→ Short task
The listing below must be repeated word for word, with its images excluded.

───── The data ─────

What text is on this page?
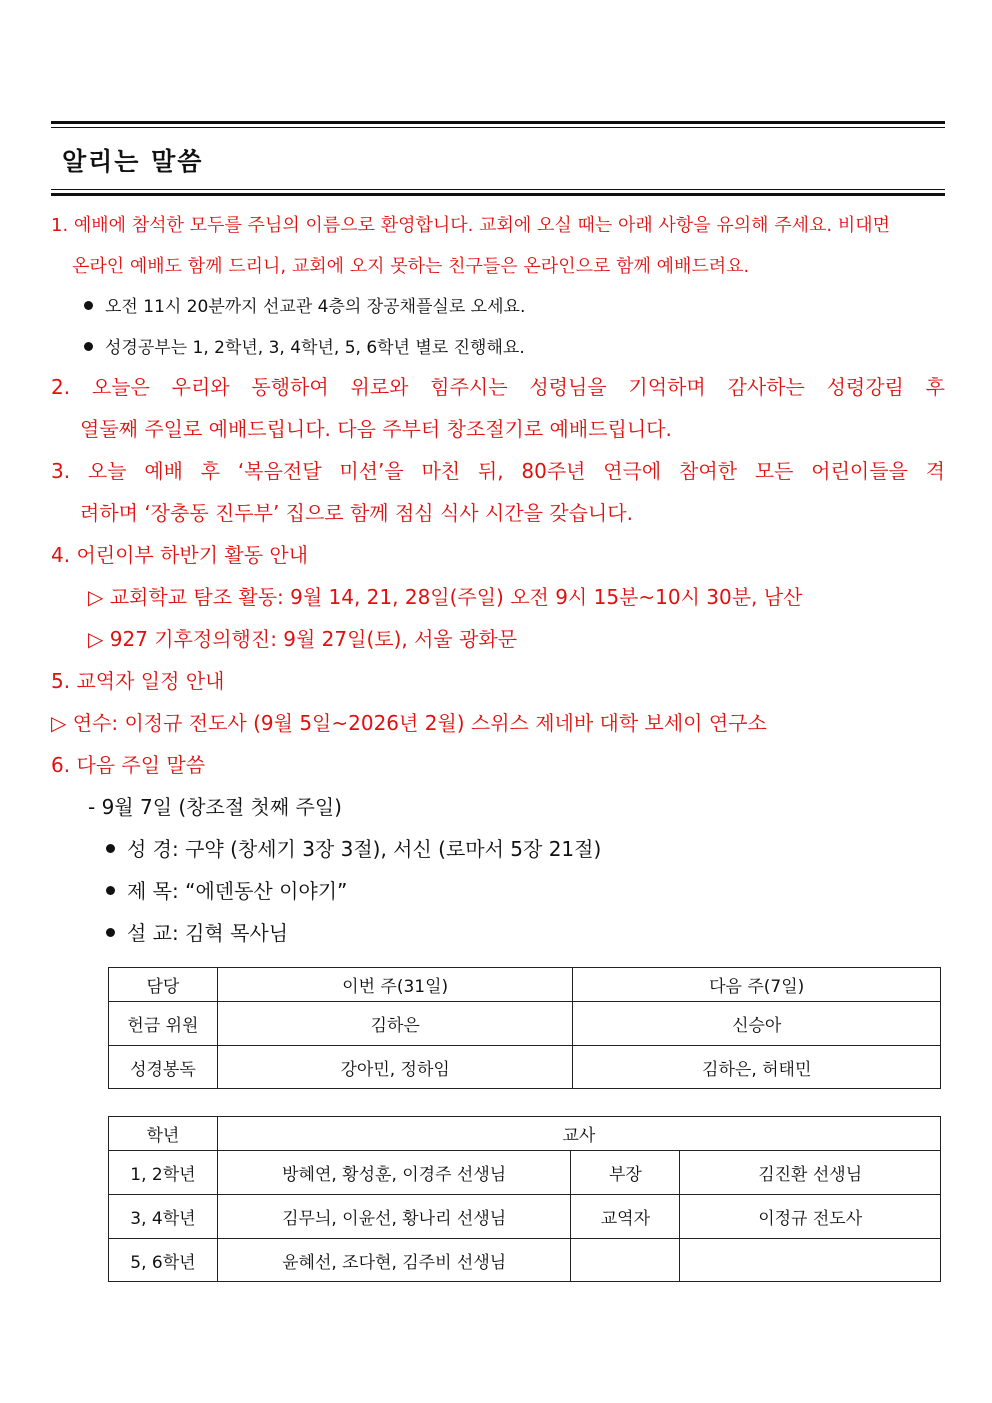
알리는 말씀
1. 예배에 참석한 모두를 주님의 이름으로 환영합니다. 교회에 오실 때는 아래 사항을 유의해 주세요. 비대면
온라인 예배도 함께 드리니, 교회에 오지 못하는 친구들은 온라인으로 함께 예배드려요.
오전 11시 20분까지 선교관 4층의 장공채플실로 오세요.
성경공부는 1, 2학년, 3, 4학년, 5, 6학년 별로 진행해요.
2. 오늘은 우리와 동행하여 위로와 힘주시는 성령님을 기억하며 감사하는 성령강림 후
열둘째 주일로 예배드립니다. 다음 주부터 창조절기로 예배드립니다.
3. 오늘 예배 후 ‘복음전달 미션’을 마친 뒤, 80주년 연극에 참여한 모든 어린이들을 격
려하며 ‘장충동 진두부’ 집으로 함께 점심 식사 시간을 갖습니다.
4. 어린이부 하반기 활동 안내
▷ 교회학교 탐조 활동: 9월 14, 21, 28일(주일) 오전 9시 15분~10시 30분, 남산
▷ 927 기후정의행진: 9월 27일(토), 서울 광화문
5. 교역자 일정 안내
▷ 연수: 이정규 전도사 (9월 5일~2026년 2월) 스위스 제네바 대학 보세이 연구소
6. 다음 주일 말씀
- 9월 7일 (창조절 첫째 주일)
성 경: 구약 (창세기 3장 3절), 서신 (로마서 5장 21절)
제 목: “에덴동산 이야기”
설 교: 김혁 목사님
담당	이번 주(31일)	다음 주(7일)
헌금 위원	김하은	신승아
성경봉독	강아민, 정하임	김하은, 허태민
학년	교사		
1, 2학년	방혜연, 황성훈, 이경주 선생님	부장	김진환 선생님
3, 4학년	김무늬, 이윤선, 황나리 선생님	교역자	이정규 전도사
5, 6학년	윤혜선, 조다현, 김주비 선생님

─────

→ Answer to this exercise
What text is on this page?
알리는 말씀
1. 예배에 참석한 모두를 주님의 이름으로 환영합니다. 교회에 오실 때는 아래 사항을 유의해 주세요. 비대면
온라인 예배도 함께 드리니, 교회에 오지 못하는 친구들은 온라인으로 함께 예배드려요.
오전 11시 20분까지 선교관 4층의 장공채플실로 오세요.
성경공부는 1, 2학년, 3, 4학년, 5, 6학년 별로 진행해요.
2. 오늘은 우리와 동행하여 위로와 힘주시는 성령님을 기억하며 감사하는 성령강림 후
열둘째 주일로 예배드립니다. 다음 주부터 창조절기로 예배드립니다.
3. 오늘 예배 후 ‘복음전달 미션’을 마친 뒤, 80주년 연극에 참여한 모든 어린이들을 격
려하며 ‘장충동 진두부’ 집으로 함께 점심 식사 시간을 갖습니다.
4. 어린이부 하반기 활동 안내
▷ 교회학교 탐조 활동: 9월 14, 21, 28일(주일) 오전 9시 15분~10시 30분, 남산
▷ 927 기후정의행진: 9월 27일(토), 서울 광화문
5. 교역자 일정 안내
▷ 연수: 이정규 전도사 (9월 5일~2026년 2월) 스위스 제네바 대학 보세이 연구소
6. 다음 주일 말씀
- 9월 7일 (창조절 첫째 주일)
성 경: 구약 (창세기 3장 3절), 서신 (로마서 5장 21절)
제 목: “에덴동산 이야기”
설 교: 김혁 목사님
담당	이번 주(31일)	다음 주(7일)
헌금 위원	김하은	신승아
성경봉독	강아민, 정하임	김하은, 허태민
학년	교사		
1, 2학년	방혜연, 황성훈, 이경주 선생님	부장	김진환 선생님
3, 4학년	김무늬, 이윤선, 황나리 선생님	교역자	이정규 전도사
5, 6학년	윤혜선, 조다현, 김주비 선생님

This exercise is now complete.